Page transcription entries:
+---+
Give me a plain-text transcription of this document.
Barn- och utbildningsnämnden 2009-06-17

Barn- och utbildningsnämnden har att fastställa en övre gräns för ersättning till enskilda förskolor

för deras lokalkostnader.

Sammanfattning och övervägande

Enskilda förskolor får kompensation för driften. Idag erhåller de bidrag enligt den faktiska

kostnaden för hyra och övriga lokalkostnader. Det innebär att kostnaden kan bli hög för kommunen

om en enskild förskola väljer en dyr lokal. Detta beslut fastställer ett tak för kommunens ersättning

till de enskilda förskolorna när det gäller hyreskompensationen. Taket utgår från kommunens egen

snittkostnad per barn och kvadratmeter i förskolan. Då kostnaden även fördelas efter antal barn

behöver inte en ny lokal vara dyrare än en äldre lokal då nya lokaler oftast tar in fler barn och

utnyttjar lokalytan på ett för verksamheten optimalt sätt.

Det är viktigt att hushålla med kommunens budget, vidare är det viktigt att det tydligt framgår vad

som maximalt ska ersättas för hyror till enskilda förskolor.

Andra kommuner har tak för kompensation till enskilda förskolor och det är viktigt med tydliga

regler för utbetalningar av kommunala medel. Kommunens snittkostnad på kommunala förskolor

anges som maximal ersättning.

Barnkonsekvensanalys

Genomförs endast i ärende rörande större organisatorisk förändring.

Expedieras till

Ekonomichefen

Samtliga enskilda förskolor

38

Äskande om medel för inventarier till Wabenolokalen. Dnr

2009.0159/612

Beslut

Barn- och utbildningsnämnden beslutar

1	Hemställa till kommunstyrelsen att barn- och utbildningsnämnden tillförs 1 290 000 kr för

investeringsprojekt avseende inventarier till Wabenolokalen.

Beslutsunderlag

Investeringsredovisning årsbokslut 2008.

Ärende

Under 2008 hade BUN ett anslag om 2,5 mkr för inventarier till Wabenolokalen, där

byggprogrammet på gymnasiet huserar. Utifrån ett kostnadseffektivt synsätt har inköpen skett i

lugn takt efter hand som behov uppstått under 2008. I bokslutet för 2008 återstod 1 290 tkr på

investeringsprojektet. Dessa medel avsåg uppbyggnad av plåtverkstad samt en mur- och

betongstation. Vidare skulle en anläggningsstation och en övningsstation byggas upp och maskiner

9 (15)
+---+
GOAL OF THE EXERCISE
All lines above containing the string "efter" are to be collected.

TASK SOLUTION
snittkostnad per barn och kvadratmeter i förskolan. Då kostnaden även fördelas efter antal barn
lugn takt efter hand som behov uppstått under 2008. I bokslutet för 2008 återstod 1 290 tkr på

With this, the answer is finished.